[Aim of the exercise] Below are records to transcribe exactly, without their pictures.

***

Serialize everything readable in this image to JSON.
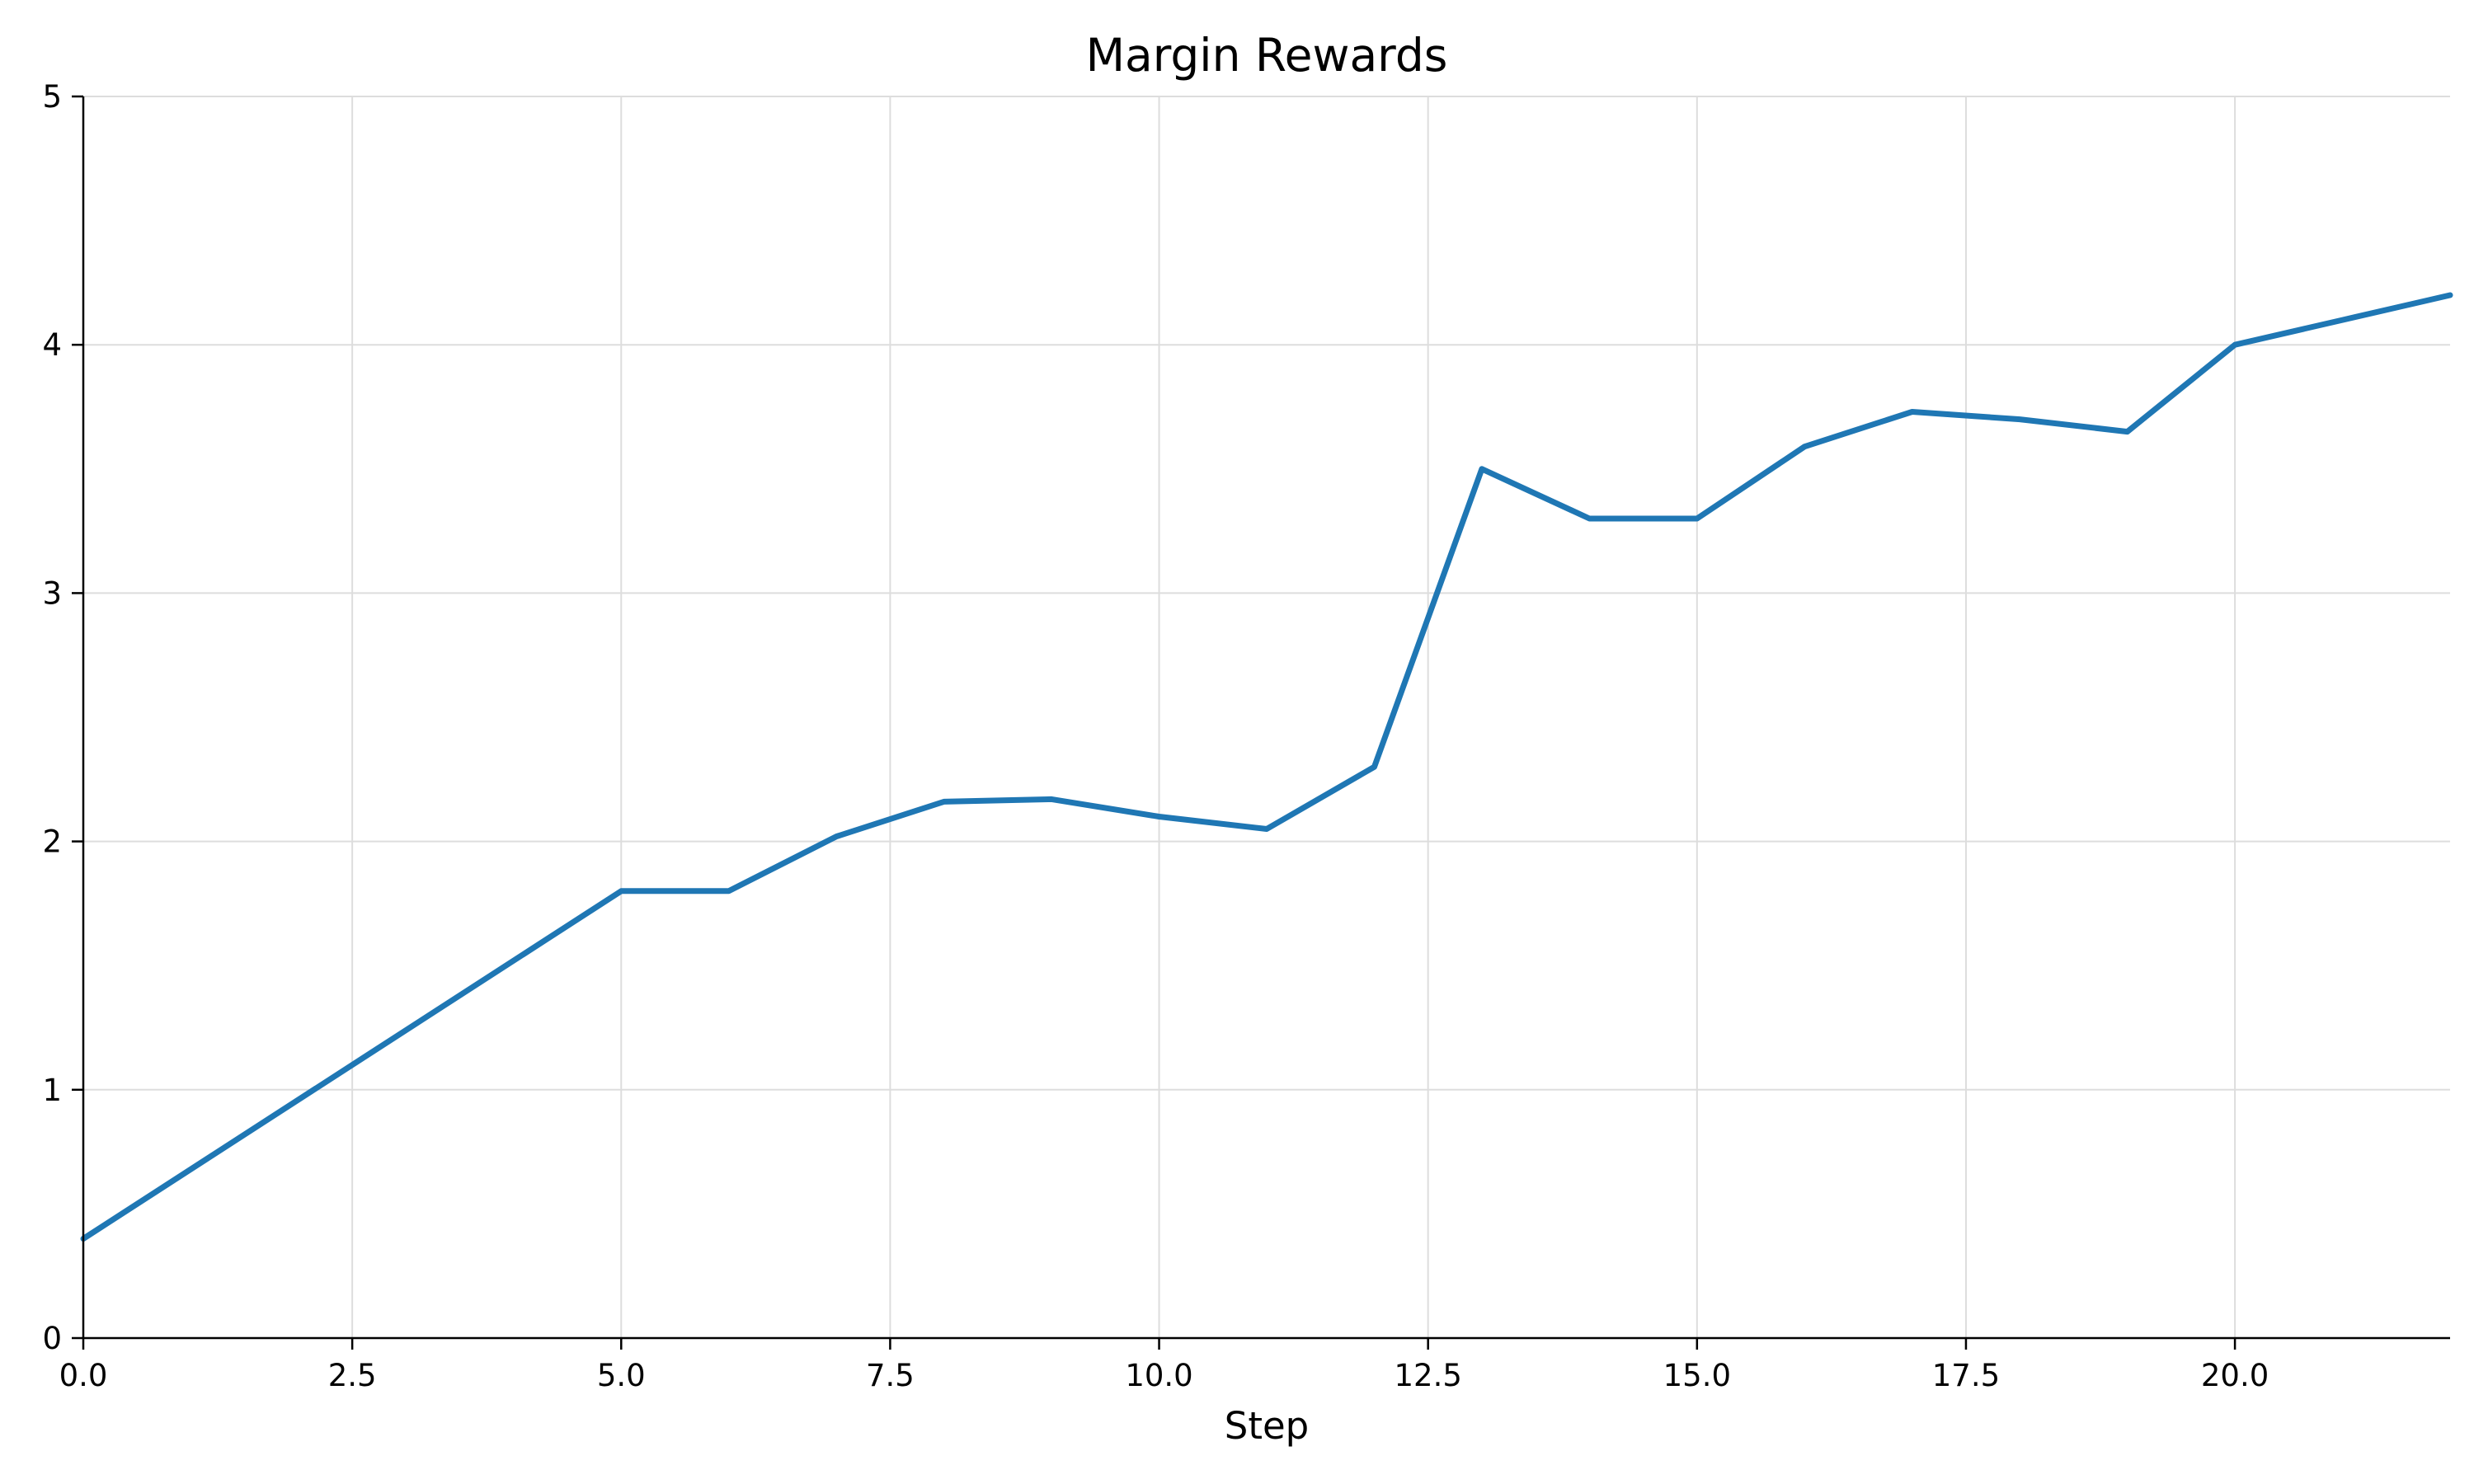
{
  "chart_data": {
    "type": "line",
    "title": "Margin Rewards",
    "xlabel": "Step",
    "ylabel": "",
    "xlim": [
      0,
      22
    ],
    "ylim": [
      0,
      5
    ],
    "x_ticks": [
      "0.0",
      "2.5",
      "5.0",
      "7.5",
      "10.0",
      "12.5",
      "15.0",
      "17.5",
      "20.0"
    ],
    "y_ticks": [
      "0",
      "1",
      "2",
      "3",
      "4",
      "5"
    ],
    "grid": true,
    "legend": "none",
    "series": [
      {
        "color": "#1f77b4",
        "x": [
          0,
          5,
          6,
          7,
          8,
          9,
          10,
          11,
          12,
          13,
          14,
          15,
          16,
          17,
          18,
          19,
          20,
          21,
          22
        ],
        "y": [
          0.4,
          1.8,
          1.8,
          2.02,
          2.16,
          2.17,
          2.1,
          2.05,
          2.3,
          3.5,
          3.3,
          3.3,
          3.59,
          3.73,
          3.7,
          3.65,
          4.0,
          4.1,
          4.2
        ]
      }
    ]
  }
}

***

[Exercise result]
Serialize everything readable in this image to JSON.
{
  "chart_data": {
    "type": "line",
    "title": "Margin Rewards",
    "xlabel": "Step",
    "ylabel": "",
    "xlim": [
      0,
      22
    ],
    "ylim": [
      0,
      5
    ],
    "x_ticks": [
      "0.0",
      "2.5",
      "5.0",
      "7.5",
      "10.0",
      "12.5",
      "15.0",
      "17.5",
      "20.0"
    ],
    "y_ticks": [
      "0",
      "1",
      "2",
      "3",
      "4",
      "5"
    ],
    "grid": true,
    "legend": "none",
    "series": [
      {
        "color": "#1f77b4",
        "x": [
          0,
          5,
          6,
          7,
          8,
          9,
          10,
          11,
          12,
          13,
          14,
          15,
          16,
          17,
          18,
          19,
          20,
          21,
          22
        ],
        "y": [
          0.4,
          1.8,
          1.8,
          2.02,
          2.16,
          2.17,
          2.1,
          2.05,
          2.3,
          3.5,
          3.3,
          3.3,
          3.59,
          3.73,
          3.7,
          3.65,
          4.0,
          4.1,
          4.2
        ]
      }
    ]
  }
}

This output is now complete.